Dataset records of page text:
====
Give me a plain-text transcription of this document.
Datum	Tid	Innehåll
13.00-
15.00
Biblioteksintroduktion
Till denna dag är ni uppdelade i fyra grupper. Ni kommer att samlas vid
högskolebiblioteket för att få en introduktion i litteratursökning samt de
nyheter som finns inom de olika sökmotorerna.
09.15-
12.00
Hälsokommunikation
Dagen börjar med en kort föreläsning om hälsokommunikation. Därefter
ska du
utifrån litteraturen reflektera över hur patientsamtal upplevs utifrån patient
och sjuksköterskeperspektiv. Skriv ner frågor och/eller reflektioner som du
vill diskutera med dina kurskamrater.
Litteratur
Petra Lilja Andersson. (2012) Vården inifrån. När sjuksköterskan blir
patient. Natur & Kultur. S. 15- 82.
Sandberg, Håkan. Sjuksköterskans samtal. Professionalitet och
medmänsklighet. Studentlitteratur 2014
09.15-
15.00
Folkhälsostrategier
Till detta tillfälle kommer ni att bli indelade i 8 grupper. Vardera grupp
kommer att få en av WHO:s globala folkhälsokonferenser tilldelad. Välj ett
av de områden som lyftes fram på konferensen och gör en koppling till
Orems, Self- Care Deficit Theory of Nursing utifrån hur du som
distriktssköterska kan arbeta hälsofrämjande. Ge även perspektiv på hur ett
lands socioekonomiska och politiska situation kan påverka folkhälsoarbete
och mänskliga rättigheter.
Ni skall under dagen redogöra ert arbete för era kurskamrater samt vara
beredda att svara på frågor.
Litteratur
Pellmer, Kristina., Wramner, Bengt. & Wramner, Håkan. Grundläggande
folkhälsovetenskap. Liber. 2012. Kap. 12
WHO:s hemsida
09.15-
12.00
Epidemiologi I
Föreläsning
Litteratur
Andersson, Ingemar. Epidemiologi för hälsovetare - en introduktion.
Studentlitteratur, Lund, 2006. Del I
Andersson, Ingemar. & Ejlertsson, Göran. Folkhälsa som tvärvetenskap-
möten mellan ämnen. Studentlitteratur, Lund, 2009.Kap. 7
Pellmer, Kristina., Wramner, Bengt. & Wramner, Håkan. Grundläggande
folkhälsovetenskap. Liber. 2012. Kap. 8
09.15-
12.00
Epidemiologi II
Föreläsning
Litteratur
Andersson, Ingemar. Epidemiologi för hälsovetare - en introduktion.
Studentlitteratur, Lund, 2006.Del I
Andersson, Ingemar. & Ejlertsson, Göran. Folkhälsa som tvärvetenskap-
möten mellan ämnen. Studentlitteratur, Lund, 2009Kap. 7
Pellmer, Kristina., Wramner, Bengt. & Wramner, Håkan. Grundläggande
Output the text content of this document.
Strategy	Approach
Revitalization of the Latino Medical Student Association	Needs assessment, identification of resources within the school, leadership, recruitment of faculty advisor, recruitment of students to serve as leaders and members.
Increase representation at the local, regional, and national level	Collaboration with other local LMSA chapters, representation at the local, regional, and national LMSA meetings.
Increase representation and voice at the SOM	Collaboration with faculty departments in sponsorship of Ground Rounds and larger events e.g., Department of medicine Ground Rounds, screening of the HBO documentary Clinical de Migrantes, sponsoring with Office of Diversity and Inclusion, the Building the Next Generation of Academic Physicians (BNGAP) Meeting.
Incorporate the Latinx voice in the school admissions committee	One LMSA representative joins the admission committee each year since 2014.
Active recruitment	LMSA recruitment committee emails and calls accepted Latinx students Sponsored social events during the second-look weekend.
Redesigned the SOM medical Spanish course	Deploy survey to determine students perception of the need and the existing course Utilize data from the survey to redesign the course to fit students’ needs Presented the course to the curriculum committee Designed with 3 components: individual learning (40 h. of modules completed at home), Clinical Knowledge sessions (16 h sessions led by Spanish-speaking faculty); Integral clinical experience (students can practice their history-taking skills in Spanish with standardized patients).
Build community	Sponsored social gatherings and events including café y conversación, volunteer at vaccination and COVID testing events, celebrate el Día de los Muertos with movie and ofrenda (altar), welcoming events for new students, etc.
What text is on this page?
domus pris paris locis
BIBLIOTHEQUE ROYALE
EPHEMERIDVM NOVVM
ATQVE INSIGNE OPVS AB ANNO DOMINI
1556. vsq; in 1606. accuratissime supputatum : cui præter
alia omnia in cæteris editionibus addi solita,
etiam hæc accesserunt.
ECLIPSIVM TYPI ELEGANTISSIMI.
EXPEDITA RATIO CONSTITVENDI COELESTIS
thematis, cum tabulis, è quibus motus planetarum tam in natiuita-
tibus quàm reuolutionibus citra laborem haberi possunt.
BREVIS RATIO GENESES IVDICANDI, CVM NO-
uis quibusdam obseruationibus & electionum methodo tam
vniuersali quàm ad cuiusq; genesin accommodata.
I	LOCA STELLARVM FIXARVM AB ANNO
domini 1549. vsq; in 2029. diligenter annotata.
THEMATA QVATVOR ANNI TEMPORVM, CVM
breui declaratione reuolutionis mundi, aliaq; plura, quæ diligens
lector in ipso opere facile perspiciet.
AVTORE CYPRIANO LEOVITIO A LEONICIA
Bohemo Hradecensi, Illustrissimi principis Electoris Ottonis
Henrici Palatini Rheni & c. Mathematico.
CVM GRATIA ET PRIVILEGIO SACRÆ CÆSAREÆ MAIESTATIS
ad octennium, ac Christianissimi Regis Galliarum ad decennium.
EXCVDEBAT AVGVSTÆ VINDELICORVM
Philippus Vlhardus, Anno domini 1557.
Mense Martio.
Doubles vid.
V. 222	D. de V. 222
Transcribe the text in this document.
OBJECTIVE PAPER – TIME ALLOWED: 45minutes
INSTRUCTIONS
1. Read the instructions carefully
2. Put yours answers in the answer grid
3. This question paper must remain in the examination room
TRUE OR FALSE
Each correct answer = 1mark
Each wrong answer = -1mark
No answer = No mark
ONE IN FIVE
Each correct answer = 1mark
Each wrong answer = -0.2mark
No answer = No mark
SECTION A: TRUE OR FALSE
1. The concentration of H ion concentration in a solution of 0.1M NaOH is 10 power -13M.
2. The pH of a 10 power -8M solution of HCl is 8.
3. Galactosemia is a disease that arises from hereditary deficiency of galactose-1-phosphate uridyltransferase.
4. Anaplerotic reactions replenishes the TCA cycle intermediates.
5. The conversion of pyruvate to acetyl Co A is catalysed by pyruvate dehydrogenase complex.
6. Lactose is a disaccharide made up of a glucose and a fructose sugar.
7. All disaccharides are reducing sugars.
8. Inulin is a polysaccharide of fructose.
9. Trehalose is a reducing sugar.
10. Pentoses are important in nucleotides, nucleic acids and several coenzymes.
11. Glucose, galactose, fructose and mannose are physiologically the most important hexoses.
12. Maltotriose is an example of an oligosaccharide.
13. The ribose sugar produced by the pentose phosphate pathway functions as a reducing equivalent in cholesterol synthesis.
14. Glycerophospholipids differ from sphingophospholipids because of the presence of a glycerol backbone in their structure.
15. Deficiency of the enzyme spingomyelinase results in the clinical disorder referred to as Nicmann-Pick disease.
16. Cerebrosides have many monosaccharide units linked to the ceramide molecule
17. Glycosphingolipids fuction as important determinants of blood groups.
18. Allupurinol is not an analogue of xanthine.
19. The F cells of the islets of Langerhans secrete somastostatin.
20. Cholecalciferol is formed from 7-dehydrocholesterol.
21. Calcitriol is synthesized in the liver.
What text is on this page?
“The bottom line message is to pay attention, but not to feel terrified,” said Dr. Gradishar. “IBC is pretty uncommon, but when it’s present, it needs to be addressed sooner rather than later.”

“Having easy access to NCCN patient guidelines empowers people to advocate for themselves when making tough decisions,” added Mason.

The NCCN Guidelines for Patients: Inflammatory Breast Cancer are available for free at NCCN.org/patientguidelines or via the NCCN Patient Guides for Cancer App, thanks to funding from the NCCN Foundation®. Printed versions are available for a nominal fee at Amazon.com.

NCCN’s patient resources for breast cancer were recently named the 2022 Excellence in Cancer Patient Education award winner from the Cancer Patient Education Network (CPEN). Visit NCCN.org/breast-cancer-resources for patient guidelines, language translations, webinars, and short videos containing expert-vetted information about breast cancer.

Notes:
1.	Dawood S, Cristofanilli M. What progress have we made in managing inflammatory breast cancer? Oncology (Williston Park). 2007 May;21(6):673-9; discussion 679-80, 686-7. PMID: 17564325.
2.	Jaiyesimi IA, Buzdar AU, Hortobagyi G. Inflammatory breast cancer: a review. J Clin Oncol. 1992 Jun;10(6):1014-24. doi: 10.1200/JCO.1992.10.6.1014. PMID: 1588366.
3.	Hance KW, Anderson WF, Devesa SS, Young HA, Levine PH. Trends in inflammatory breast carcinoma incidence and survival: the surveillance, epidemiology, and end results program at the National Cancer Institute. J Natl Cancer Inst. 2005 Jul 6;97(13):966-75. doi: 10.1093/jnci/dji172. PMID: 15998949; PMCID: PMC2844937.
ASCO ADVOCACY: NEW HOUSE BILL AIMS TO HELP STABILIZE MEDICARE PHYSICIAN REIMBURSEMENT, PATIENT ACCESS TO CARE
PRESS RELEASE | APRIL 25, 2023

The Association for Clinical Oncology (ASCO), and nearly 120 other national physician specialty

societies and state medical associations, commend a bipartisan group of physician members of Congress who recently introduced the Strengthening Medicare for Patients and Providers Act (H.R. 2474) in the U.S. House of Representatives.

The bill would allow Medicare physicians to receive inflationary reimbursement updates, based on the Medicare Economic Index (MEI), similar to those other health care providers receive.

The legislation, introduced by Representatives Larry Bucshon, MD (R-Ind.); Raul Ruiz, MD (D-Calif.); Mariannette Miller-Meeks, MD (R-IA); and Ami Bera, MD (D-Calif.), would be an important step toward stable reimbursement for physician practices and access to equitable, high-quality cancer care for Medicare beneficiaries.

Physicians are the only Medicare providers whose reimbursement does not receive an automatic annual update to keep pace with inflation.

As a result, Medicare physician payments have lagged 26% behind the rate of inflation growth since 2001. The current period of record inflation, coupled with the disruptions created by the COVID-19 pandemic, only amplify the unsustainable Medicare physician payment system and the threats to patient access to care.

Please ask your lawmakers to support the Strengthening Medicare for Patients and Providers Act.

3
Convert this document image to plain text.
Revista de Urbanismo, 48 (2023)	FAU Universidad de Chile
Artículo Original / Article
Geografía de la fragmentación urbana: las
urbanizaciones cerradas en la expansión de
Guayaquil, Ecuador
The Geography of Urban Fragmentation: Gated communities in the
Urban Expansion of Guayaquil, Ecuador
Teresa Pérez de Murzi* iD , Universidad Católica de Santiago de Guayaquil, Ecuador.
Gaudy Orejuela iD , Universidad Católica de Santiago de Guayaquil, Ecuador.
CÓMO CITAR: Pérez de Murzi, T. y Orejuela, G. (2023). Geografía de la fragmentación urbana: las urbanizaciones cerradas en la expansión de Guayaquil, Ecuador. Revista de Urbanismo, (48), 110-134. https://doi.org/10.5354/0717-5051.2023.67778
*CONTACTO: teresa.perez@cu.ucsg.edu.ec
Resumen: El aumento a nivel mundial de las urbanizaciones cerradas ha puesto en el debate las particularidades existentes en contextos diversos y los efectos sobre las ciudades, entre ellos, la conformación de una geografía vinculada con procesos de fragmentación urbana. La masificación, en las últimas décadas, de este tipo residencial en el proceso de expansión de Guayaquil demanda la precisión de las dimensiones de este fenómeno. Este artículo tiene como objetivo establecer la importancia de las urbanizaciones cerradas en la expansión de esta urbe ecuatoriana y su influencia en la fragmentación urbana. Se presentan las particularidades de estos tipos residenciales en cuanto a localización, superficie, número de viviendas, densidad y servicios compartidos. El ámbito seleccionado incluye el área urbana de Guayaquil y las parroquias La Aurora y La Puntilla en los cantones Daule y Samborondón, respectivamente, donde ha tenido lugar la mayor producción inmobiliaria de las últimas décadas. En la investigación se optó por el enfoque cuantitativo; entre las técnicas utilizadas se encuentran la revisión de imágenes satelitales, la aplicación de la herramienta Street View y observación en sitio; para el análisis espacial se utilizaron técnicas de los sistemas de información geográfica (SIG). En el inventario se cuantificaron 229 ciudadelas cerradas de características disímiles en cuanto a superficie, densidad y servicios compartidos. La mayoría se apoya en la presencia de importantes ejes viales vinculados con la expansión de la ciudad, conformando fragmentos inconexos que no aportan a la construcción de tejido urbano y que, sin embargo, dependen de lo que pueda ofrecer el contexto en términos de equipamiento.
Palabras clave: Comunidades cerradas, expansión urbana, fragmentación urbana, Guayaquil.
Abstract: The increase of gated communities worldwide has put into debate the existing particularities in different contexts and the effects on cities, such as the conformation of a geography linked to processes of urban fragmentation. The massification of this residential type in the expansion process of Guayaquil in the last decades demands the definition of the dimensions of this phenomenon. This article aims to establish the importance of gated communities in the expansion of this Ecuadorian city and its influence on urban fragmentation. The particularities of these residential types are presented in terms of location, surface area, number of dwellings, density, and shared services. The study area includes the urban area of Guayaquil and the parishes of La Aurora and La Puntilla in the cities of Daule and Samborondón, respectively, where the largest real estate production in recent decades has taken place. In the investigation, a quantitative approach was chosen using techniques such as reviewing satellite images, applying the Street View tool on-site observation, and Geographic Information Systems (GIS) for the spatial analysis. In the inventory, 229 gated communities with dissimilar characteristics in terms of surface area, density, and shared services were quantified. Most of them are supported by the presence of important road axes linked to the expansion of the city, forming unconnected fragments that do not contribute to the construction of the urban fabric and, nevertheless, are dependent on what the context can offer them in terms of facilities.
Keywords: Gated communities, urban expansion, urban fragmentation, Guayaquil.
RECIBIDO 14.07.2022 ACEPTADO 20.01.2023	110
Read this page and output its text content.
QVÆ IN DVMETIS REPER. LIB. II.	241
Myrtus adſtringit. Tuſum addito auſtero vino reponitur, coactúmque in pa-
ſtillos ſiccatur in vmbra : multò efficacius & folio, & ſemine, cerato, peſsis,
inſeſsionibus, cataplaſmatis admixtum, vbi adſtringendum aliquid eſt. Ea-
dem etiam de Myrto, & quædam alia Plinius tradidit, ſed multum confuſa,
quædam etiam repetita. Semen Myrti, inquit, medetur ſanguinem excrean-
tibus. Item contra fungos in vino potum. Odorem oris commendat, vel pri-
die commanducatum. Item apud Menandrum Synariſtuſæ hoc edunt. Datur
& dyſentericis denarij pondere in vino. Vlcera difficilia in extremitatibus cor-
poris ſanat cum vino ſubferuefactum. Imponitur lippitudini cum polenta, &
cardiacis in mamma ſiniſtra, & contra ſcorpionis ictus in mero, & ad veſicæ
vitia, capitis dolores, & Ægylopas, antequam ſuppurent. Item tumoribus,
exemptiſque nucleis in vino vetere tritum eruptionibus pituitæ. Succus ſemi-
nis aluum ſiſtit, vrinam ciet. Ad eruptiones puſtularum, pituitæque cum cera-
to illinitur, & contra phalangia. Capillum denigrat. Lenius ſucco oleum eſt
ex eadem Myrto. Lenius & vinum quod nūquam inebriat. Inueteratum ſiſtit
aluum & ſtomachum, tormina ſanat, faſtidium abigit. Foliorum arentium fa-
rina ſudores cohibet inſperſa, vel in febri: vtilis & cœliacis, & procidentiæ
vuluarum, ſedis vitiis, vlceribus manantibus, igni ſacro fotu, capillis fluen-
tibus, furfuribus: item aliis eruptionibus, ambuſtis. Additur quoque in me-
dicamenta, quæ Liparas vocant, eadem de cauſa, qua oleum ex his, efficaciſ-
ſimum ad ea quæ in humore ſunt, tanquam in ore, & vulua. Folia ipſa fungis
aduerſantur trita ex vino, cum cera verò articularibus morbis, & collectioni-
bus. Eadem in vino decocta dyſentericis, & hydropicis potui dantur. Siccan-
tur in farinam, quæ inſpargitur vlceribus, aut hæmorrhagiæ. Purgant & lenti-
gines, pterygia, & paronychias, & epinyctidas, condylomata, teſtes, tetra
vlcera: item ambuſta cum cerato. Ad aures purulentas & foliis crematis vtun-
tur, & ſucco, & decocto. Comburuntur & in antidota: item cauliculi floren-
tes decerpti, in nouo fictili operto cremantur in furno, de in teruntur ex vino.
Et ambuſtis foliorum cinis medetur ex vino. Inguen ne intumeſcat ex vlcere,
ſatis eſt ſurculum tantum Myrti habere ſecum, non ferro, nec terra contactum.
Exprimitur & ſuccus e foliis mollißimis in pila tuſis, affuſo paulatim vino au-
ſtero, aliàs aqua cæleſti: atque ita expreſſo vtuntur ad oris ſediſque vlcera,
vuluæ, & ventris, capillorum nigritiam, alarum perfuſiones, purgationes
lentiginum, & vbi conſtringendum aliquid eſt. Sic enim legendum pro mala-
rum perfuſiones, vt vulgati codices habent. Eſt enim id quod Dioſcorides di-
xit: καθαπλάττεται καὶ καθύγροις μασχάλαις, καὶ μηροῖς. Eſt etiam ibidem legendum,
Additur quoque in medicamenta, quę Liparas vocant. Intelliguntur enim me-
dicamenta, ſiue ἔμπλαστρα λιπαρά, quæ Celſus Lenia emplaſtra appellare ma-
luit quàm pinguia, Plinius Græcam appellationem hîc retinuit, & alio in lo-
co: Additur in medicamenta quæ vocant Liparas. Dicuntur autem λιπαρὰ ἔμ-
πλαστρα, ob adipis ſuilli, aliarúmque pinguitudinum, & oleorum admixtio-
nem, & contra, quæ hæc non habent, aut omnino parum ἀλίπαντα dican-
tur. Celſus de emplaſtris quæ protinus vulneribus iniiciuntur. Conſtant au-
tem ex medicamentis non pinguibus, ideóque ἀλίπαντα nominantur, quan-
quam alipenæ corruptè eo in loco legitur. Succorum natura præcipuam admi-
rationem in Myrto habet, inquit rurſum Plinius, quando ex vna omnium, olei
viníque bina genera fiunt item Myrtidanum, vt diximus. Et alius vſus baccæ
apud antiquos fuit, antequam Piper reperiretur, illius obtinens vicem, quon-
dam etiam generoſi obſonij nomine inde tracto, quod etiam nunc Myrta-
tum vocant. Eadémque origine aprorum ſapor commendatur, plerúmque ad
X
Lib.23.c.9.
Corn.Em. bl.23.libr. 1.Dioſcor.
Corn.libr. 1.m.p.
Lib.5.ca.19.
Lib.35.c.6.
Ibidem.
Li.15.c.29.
====
TASK OBJECTIVE: Go through the data above and copy each line in which "Lund" appears.

EXERCISE RESULT:
Studentlitteratur, Lund, 2006. Del I
möten mellan ämnen. Studentlitteratur, Lund, 2009.Kap. 7
Studentlitteratur, Lund, 2006.Del I
möten mellan ämnen. Studentlitteratur, Lund, 2009Kap. 7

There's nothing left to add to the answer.